# [Set problem]
Word for word, copy all the data and drop the pictures.

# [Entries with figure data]
◇ ◇ ◇ ◇

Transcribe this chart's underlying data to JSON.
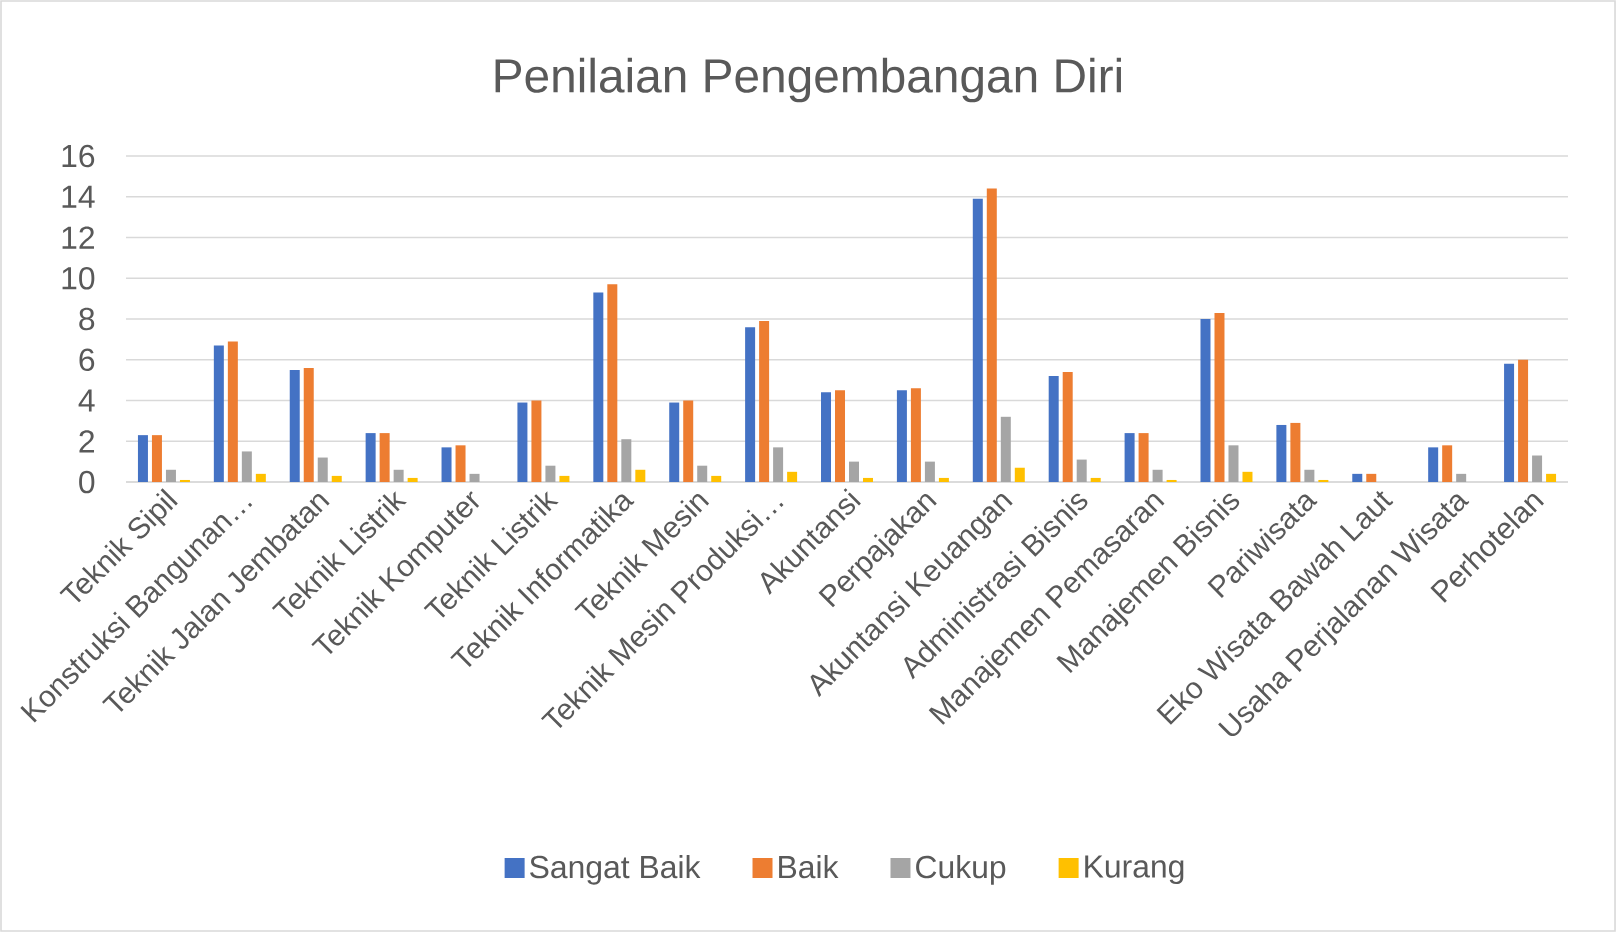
{
  "chart_data": {
    "type": "bar",
    "title": "Penilaian Pengembangan Diri",
    "categories": [
      "Teknik Sipil",
      "Konstruksi Bangunan…",
      "Teknik Jalan Jembatan",
      "Teknik Listrik",
      "Teknik Komputer",
      "Teknik Listrik",
      "Teknik Informatika",
      "Teknik Mesin",
      "Teknik Mesin Produksi…",
      "Akuntansi",
      "Perpajakan",
      "Akuntansi Keuangan",
      "Administrasi Bisnis",
      "Manajemen Pemasaran",
      "Manajemen Bisnis",
      "Pariwisata",
      "Eko Wisata Bawah Laut",
      "Usaha Perjalanan Wisata",
      "Perhotelan"
    ],
    "series": [
      {
        "name": "Sangat Baik",
        "color": "#4472c4",
        "values": [
          2.3,
          6.7,
          5.5,
          2.4,
          1.7,
          3.9,
          9.3,
          3.9,
          7.6,
          4.4,
          4.5,
          13.9,
          5.2,
          2.4,
          8.0,
          2.8,
          0.4,
          1.7,
          5.8
        ]
      },
      {
        "name": "Baik",
        "color": "#ed7d31",
        "values": [
          2.3,
          6.9,
          5.6,
          2.4,
          1.8,
          4.0,
          9.7,
          4.0,
          7.9,
          4.5,
          4.6,
          14.4,
          5.4,
          2.4,
          8.3,
          2.9,
          0.4,
          1.8,
          6.0
        ]
      },
      {
        "name": "Cukup",
        "color": "#a5a5a5",
        "values": [
          0.6,
          1.5,
          1.2,
          0.6,
          0.4,
          0.8,
          2.1,
          0.8,
          1.7,
          1.0,
          1.0,
          3.2,
          1.1,
          0.6,
          1.8,
          0.6,
          0,
          0.4,
          1.3
        ]
      },
      {
        "name": "Kurang",
        "color": "#ffc000",
        "values": [
          0.1,
          0.4,
          0.3,
          0.2,
          0,
          0.3,
          0.6,
          0.3,
          0.5,
          0.2,
          0.2,
          0.7,
          0.2,
          0.1,
          0.5,
          0.1,
          0,
          0,
          0.4
        ]
      }
    ],
    "ylim": [
      0,
      16
    ],
    "yticks": [
      0,
      2,
      4,
      6,
      8,
      10,
      12,
      14,
      16
    ],
    "grid": "y",
    "legend": "bottom"
  }
}
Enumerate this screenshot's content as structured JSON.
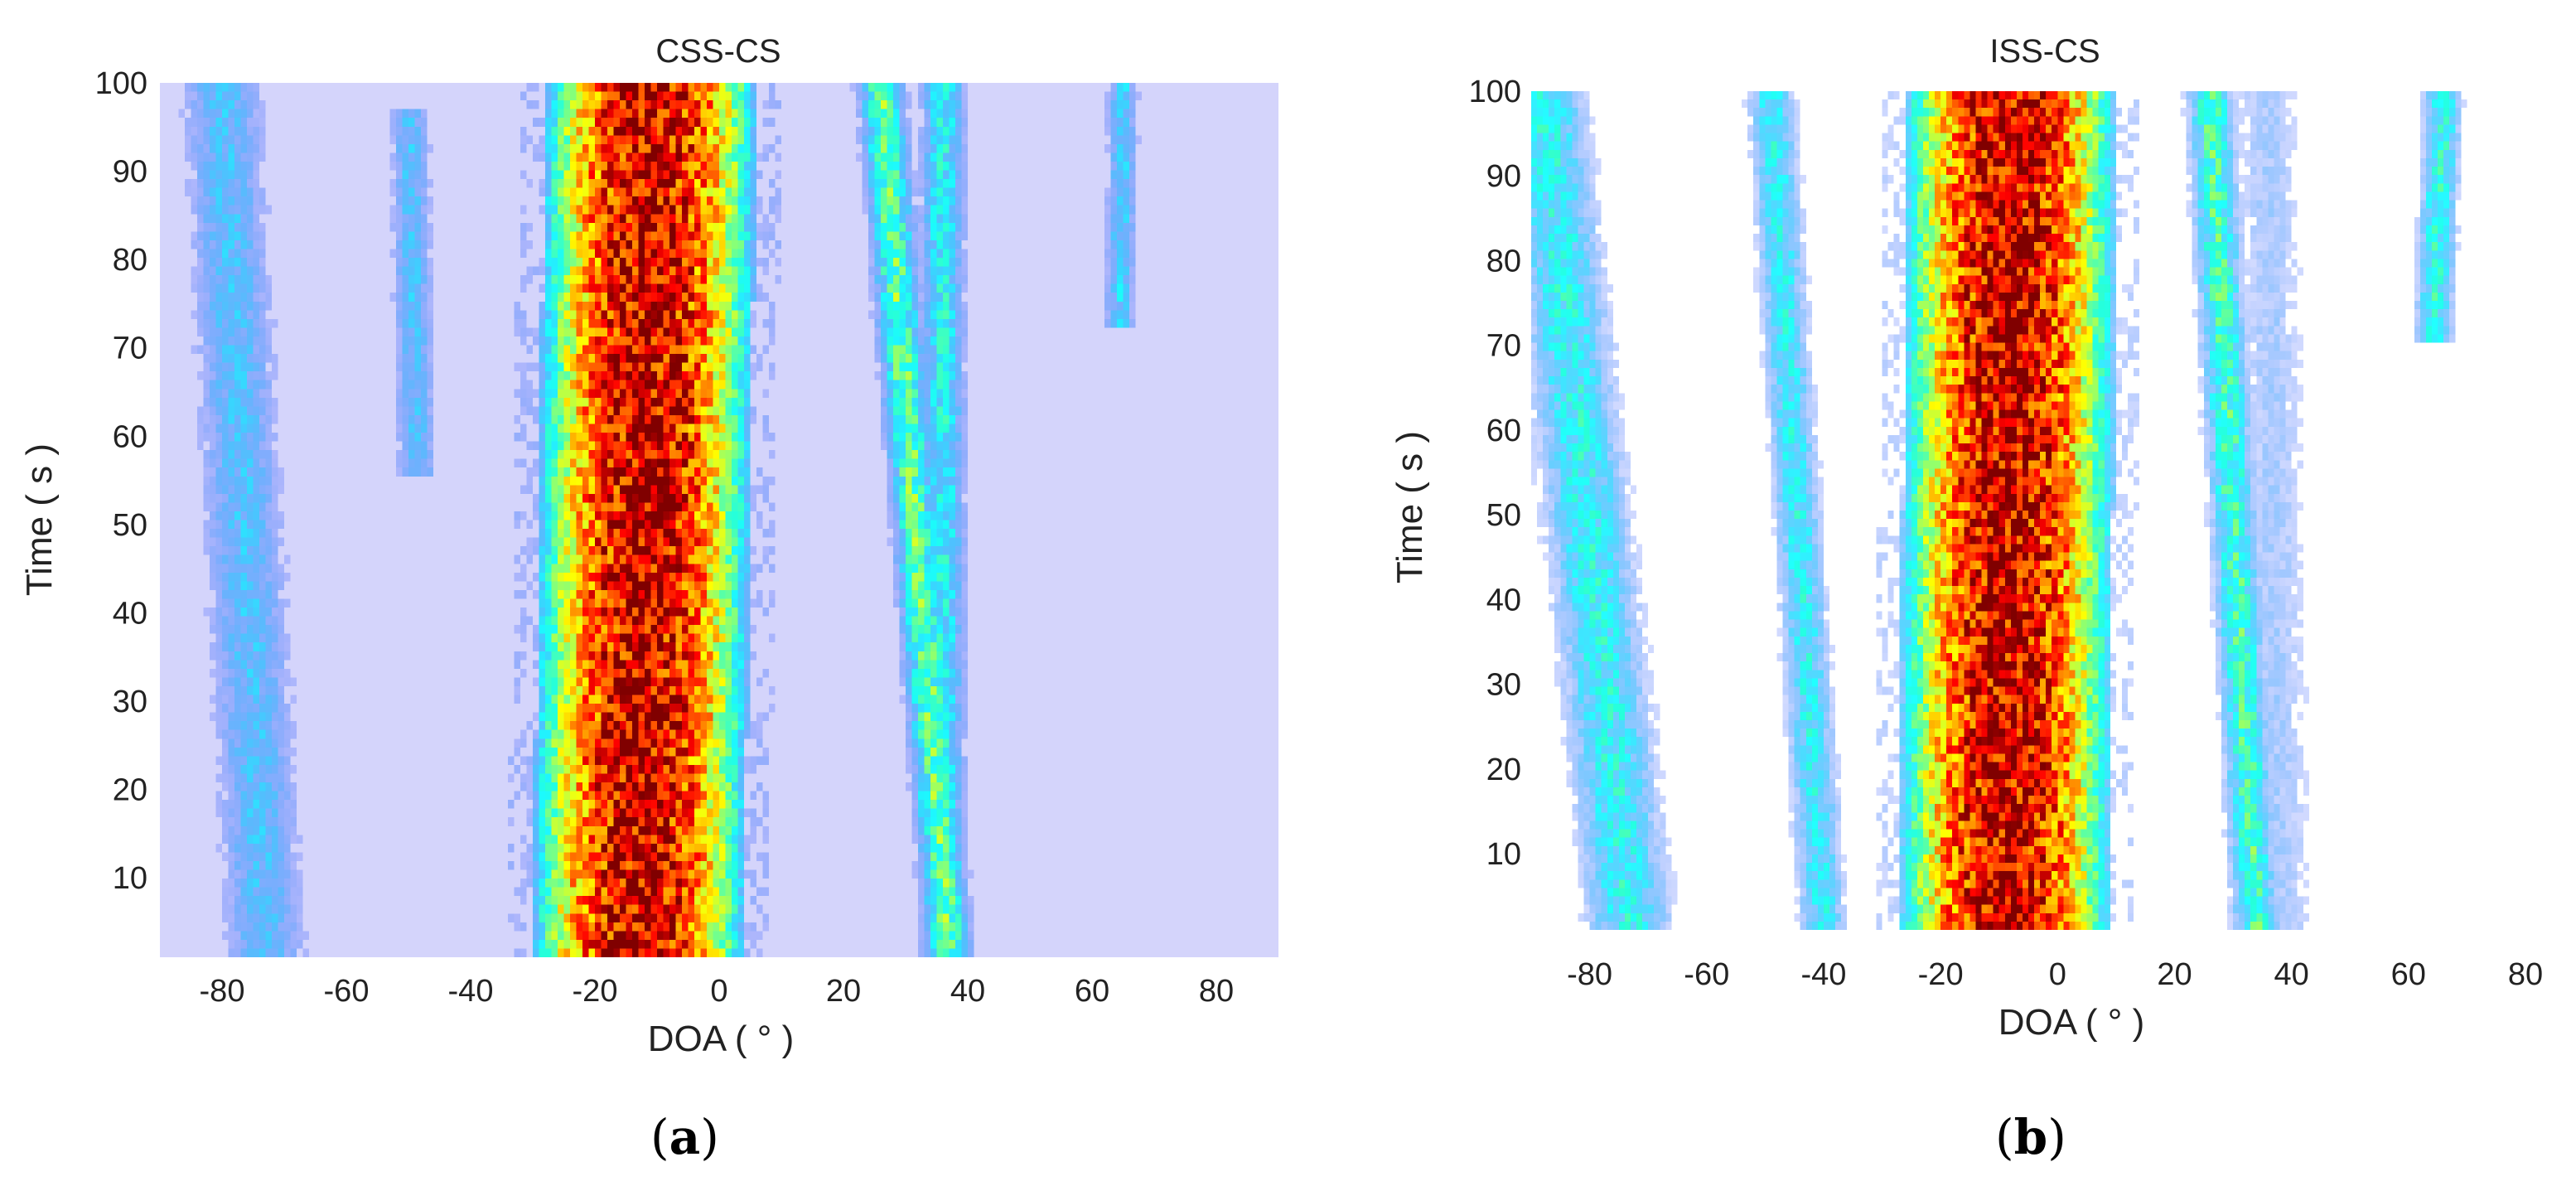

◇ ◇ ◇ ◇

# [Exercise result]
Transcribe this chart's underlying data to JSON.
{
  "chart_data": {
    "type": "bar",
    "title": "Penilaian Pengembangan Diri",
    "categories": [
      "Teknik Sipil",
      "Konstruksi Bangunan…",
      "Teknik Jalan Jembatan",
      "Teknik Listrik",
      "Teknik Komputer",
      "Teknik Listrik",
      "Teknik Informatika",
      "Teknik Mesin",
      "Teknik Mesin Produksi…",
      "Akuntansi",
      "Perpajakan",
      "Akuntansi Keuangan",
      "Administrasi Bisnis",
      "Manajemen Pemasaran",
      "Manajemen Bisnis",
      "Pariwisata",
      "Eko Wisata Bawah Laut",
      "Usaha Perjalanan Wisata",
      "Perhotelan"
    ],
    "series": [
      {
        "name": "Sangat Baik",
        "color": "#4472c4",
        "values": [
          2.3,
          6.7,
          5.5,
          2.4,
          1.7,
          3.9,
          9.3,
          3.9,
          7.6,
          4.4,
          4.5,
          13.9,
          5.2,
          2.4,
          8.0,
          2.8,
          0.4,
          1.7,
          5.8
        ]
      },
      {
        "name": "Baik",
        "color": "#ed7d31",
        "values": [
          2.3,
          6.9,
          5.6,
          2.4,
          1.8,
          4.0,
          9.7,
          4.0,
          7.9,
          4.5,
          4.6,
          14.4,
          5.4,
          2.4,
          8.3,
          2.9,
          0.4,
          1.8,
          6.0
        ]
      },
      {
        "name": "Cukup",
        "color": "#a5a5a5",
        "values": [
          0.6,
          1.5,
          1.2,
          0.6,
          0.4,
          0.8,
          2.1,
          0.8,
          1.7,
          1.0,
          1.0,
          3.2,
          1.1,
          0.6,
          1.8,
          0.6,
          0,
          0.4,
          1.3
        ]
      },
      {
        "name": "Kurang",
        "color": "#ffc000",
        "values": [
          0.1,
          0.4,
          0.3,
          0.2,
          0,
          0.3,
          0.6,
          0.3,
          0.5,
          0.2,
          0.2,
          0.7,
          0.2,
          0.1,
          0.5,
          0.1,
          0,
          0,
          0.4
        ]
      }
    ],
    "ylim": [
      0,
      16
    ],
    "yticks": [
      0,
      2,
      4,
      6,
      8,
      10,
      12,
      14,
      16
    ],
    "grid": "y",
    "legend": "bottom"
  }
}
Enumerate this screenshot's content as structured JSON.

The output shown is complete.